Recorded data:
--------------------------------

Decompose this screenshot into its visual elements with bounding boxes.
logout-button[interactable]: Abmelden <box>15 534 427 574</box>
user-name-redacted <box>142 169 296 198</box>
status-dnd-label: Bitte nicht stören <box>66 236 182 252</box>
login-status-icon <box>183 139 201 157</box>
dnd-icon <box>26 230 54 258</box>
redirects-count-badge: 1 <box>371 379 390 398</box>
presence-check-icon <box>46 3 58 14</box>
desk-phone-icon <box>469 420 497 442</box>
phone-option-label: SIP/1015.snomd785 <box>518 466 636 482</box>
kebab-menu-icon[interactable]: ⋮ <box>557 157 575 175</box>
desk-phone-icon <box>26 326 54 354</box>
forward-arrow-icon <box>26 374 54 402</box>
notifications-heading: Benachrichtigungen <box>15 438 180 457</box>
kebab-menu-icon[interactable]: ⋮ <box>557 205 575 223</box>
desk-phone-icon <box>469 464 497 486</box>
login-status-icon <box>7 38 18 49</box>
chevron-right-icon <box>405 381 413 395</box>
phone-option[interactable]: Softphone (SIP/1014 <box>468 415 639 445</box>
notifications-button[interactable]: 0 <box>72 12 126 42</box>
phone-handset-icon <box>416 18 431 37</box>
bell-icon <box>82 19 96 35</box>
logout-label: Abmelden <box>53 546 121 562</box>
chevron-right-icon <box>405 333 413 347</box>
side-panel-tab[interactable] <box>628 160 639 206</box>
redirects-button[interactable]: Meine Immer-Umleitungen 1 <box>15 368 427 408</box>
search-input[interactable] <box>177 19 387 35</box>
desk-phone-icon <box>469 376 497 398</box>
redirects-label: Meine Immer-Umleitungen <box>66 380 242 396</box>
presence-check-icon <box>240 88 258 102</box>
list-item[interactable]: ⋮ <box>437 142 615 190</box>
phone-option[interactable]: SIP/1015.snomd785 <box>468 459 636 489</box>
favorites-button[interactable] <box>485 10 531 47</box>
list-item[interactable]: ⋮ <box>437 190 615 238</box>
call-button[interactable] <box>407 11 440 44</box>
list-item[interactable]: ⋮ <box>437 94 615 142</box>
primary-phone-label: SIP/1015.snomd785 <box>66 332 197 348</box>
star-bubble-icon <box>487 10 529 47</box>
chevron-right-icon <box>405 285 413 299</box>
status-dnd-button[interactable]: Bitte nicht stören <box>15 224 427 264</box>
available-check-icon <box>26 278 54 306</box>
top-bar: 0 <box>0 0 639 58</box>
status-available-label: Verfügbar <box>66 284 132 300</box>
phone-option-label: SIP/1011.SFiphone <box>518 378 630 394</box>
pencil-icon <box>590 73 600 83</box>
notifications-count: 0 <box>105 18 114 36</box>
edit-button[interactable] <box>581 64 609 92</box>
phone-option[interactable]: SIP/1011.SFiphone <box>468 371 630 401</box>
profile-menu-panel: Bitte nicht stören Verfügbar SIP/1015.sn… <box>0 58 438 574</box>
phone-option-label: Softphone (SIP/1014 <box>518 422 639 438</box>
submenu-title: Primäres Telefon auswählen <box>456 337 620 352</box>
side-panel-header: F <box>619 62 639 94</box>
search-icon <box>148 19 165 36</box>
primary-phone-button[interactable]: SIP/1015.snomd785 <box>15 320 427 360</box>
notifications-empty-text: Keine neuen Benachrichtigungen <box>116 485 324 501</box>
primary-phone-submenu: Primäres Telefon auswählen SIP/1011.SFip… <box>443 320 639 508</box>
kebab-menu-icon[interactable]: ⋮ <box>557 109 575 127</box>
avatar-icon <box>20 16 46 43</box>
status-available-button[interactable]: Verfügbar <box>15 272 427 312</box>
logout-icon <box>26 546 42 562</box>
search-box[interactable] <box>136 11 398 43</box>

--------------------------------

▸ What is asked
Lay out each line of the material above as a Markdown table with the columns Row and Line. Number the rows in order and leave out any blank lines.

▸ Task solution
| Row | Line |
|---|---|
| 1 | Decompose this screenshot into its visual elements with bounding boxes. |
| 2 | logout-button[interactable]: Abmelden <box>15 534 427 574</box> |
| 3 | user-name-redacted <box>142 169 296 198</box> |
| 4 | status-dnd-label: Bitte nicht stören <box>66 236 182 252</box> |
| 5 | login-status-icon <box>183 139 201 157</box> |
| 6 | dnd-icon <box>26 230 54 258</box> |
| 7 | redirects-count-badge: 1 <box>371 379 390 398</box> |
| 8 | presence-check-icon <box>46 3 58 14</box> |
| 9 | desk-phone-icon <box>469 420 497 442</box> |
| 10 | phone-option-label: SIP/1015.snomd785 <box>518 466 636 482</box> |
| 11 | kebab-menu-icon[interactable]: ⋮ <box>557 157 575 175</box> |
| 12 | desk-phone-icon <box>26 326 54 354</box> |
| 13 | forward-arrow-icon <box>26 374 54 402</box> |
| 14 | notifications-heading: Benachrichtigungen <box>15 438 180 457</box> |
| 15 | kebab-menu-icon[interactable]: ⋮ <box>557 205 575 223</box> |
| 16 | desk-phone-icon <box>469 464 497 486</box> |
| 17 | login-status-icon <box>7 38 18 49</box> |
| 18 | chevron-right-icon <box>405 381 413 395</box> |
| 19 | phone-option[interactable]: Softphone (SIP/1014 <box>468 415 639 445</box> |
| 20 | notifications-button[interactable]: 0 <box>72 12 126 42</box> |
| 21 | phone-handset-icon <box>416 18 431 37</box> |
| 22 | bell-icon <box>82 19 96 35</box> |
| 23 | logout-label: Abmelden <box>53 546 121 562</box> |
| 24 | chevron-right-icon <box>405 333 413 347</box> |
| 25 | side-panel-tab[interactable] <box>628 160 639 206</box> |
| 26 | redirects-button[interactable]: Meine Immer-Umleitungen 1 <box>15 368 427 408</box> |
| 27 | search-input[interactable] <box>177 19 387 35</box> |
| 28 | desk-phone-icon <box>469 376 497 398</box> |
| 29 | redirects-label: Meine Immer-Umleitungen <box>66 380 242 396</box> |
| 30 | presence-check-icon <box>240 88 258 102</box> |
| 31 | list-item[interactable]: ⋮ <box>437 142 615 190</box> |
| 32 | phone-option[interactable]: SIP/1015.snomd785 <box>468 459 636 489</box> |
| 33 | favorites-button[interactable] <box>485 10 531 47</box> |
| 34 | list-item[interactable]: ⋮ <box>437 190 615 238</box> |
| 35 | call-button[interactable] <box>407 11 440 44</box> |
| 36 | list-item[interactable]: ⋮ <box>437 94 615 142</box> |
| 37 | primary-phone-label: SIP/1015.snomd785 <box>66 332 197 348</box> |
| 38 | star-bubble-icon <box>487 10 529 47</box> |
| 39 | chevron-right-icon <box>405 285 413 299</box> |
| 40 | status-dnd-button[interactable]: Bitte nicht stören <box>15 224 427 264</box> |
| 41 | available-check-icon <box>26 278 54 306</box> |
| 42 | top-bar: 0 <box>0 0 639 58</box> |
| 43 | status-available-label: Verfügbar <box>66 284 132 300</box> |
| 44 | phone-option-label: SIP/1011.SFiphone <box>518 378 630 394</box> |
| 45 | pencil-icon <box>590 73 600 83</box> |
| 46 | notifications-count: 0 <box>105 18 114 36</box> |
| 47 | edit-button[interactable] <box>581 64 609 92</box> |
| 48 | phone-option[interactable]: SIP/1011.SFiphone <box>468 371 630 401</box> |
| 49 | profile-menu-panel: Bitte nicht stören Verfügbar SIP/1015.sn… <box>0 58 438 574</box> |
| 50 | phone-option-label: Softphone (SIP/1014 <box>518 422 639 438</box> |
| 51 | submenu-title: Primäres Telefon auswählen <box>456 337 620 352</box> |
| 52 | side-panel-header: F <box>619 62 639 94</box> |
| 53 | search-icon <box>148 19 165 36</box> |
| 54 | primary-phone-button[interactable]: SIP/1015.snomd785 <box>15 320 427 360</box> |
| 55 | notifications-empty-text: Keine neuen Benachrichtigungen <box>116 485 324 501</box> |
| 56 | primary-phone-submenu: Primäres Telefon auswählen SIP/1011.SFip… <box>443 320 639 508</box> |
| 57 | kebab-menu-icon[interactable]: ⋮ <box>557 109 575 127</box> |
| 58 | avatar-icon <box>20 16 46 43</box> |
| 59 | status-available-button[interactable]: Verfügbar <box>15 272 427 312</box> |
| 60 | logout-icon <box>26 546 42 562</box> |
| 61 | search-box[interactable] <box>136 11 398 43</box> |